**Stated goal**
Take the part of the listing that opens with the line containing "zoom-out-button[interactable]: −: [18, 89, 44, 116]" and closes with the line containing "osm-link[interactable]: © OpenStreetMap: [521, 521, 614, 533]". Change "header-bar" to "title-bar" and write out those lines again, leaving everything else unchanged.

Element placement data

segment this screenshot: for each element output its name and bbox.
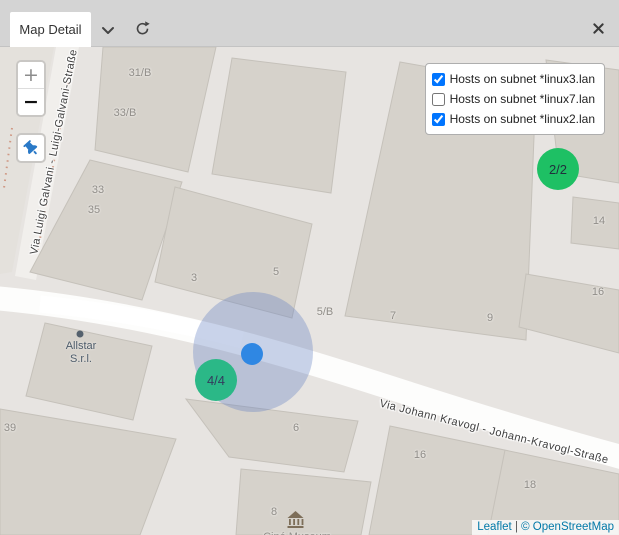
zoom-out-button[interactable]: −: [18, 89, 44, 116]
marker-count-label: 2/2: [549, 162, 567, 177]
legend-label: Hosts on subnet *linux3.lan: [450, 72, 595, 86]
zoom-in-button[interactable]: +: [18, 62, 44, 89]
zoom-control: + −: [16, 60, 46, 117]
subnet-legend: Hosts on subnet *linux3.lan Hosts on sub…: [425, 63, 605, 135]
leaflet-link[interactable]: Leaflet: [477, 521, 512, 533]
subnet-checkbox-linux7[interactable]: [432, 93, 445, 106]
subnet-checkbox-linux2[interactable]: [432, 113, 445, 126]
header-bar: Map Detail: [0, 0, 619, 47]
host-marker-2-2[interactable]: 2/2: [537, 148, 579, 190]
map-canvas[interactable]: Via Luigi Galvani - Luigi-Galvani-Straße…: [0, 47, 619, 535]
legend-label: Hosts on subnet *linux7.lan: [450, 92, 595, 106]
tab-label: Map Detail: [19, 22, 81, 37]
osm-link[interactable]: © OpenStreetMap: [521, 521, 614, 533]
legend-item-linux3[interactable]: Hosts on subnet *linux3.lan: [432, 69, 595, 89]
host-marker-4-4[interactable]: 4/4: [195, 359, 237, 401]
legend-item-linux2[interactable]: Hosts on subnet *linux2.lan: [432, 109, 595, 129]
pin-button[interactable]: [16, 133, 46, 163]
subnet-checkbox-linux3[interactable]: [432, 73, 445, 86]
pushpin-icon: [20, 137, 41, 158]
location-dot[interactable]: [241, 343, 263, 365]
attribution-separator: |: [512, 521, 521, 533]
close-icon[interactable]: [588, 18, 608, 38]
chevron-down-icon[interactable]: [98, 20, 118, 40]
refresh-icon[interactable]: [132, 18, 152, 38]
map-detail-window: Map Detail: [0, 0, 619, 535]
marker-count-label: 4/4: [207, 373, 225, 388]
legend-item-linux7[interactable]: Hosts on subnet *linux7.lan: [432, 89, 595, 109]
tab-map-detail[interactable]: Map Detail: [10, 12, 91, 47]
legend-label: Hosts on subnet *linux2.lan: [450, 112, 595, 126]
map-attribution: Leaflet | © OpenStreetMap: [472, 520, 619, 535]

**Complete response**
zoom-out-button[interactable]: −: [18, 89, 44, 116]
marker-count-label: 2/2: [549, 162, 567, 177]
legend-label: Hosts on subnet *linux3.lan: [450, 72, 595, 86]
zoom-in-button[interactable]: +: [18, 62, 44, 89]
zoom-control: + −: [16, 60, 46, 117]
subnet-legend: Hosts on subnet *linux3.lan Hosts on sub…: [425, 63, 605, 135]
leaflet-link[interactable]: Leaflet: [477, 521, 512, 533]
subnet-checkbox-linux7[interactable]: [432, 93, 445, 106]
subnet-checkbox-linux2[interactable]: [432, 113, 445, 126]
title-bar: Map Detail: [0, 0, 619, 47]
host-marker-2-2[interactable]: 2/2: [537, 148, 579, 190]
map-canvas[interactable]: Via Luigi Galvani - Luigi-Galvani-Straße…: [0, 47, 619, 535]
legend-label: Hosts on subnet *linux7.lan: [450, 92, 595, 106]
tab-label: Map Detail: [19, 22, 81, 37]
osm-link[interactable]: © OpenStreetMap: [521, 521, 614, 533]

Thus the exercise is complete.